## Task inputs

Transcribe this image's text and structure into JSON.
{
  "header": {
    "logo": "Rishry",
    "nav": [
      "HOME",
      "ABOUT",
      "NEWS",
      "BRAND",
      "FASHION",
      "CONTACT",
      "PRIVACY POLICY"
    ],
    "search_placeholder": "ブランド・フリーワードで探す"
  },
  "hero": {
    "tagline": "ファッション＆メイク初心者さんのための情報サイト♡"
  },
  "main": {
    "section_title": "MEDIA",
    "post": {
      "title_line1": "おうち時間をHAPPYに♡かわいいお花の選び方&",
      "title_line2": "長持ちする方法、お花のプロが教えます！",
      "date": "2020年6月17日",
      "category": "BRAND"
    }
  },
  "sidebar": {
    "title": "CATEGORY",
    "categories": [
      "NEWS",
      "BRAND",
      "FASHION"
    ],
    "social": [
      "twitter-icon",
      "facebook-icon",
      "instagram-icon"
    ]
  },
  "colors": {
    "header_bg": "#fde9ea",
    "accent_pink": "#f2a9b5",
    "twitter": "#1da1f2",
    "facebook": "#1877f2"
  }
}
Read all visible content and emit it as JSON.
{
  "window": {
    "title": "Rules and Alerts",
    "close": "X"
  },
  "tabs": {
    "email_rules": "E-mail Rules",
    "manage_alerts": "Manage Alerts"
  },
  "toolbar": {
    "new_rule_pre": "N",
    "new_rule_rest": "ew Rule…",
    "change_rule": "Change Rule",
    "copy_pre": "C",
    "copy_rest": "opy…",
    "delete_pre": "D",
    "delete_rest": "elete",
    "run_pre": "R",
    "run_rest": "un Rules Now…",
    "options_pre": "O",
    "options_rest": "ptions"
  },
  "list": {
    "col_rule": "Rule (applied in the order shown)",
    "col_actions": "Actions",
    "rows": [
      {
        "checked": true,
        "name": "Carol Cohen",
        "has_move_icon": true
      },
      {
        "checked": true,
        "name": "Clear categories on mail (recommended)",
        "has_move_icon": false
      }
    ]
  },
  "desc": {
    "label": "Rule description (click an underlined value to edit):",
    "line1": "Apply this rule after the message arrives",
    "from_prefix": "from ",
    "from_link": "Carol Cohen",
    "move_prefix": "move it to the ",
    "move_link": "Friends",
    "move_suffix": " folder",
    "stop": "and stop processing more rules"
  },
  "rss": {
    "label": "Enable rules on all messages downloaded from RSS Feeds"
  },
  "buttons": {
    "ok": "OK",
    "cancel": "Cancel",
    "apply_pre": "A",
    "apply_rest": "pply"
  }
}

## Given exercise
Only lines with the string "label" belong in your answer; copy each one.

## Solution below
    "label": "Rule description (click an underlined value to edit):",
    "label": "Enable rules on all messages downloaded from RSS Feeds"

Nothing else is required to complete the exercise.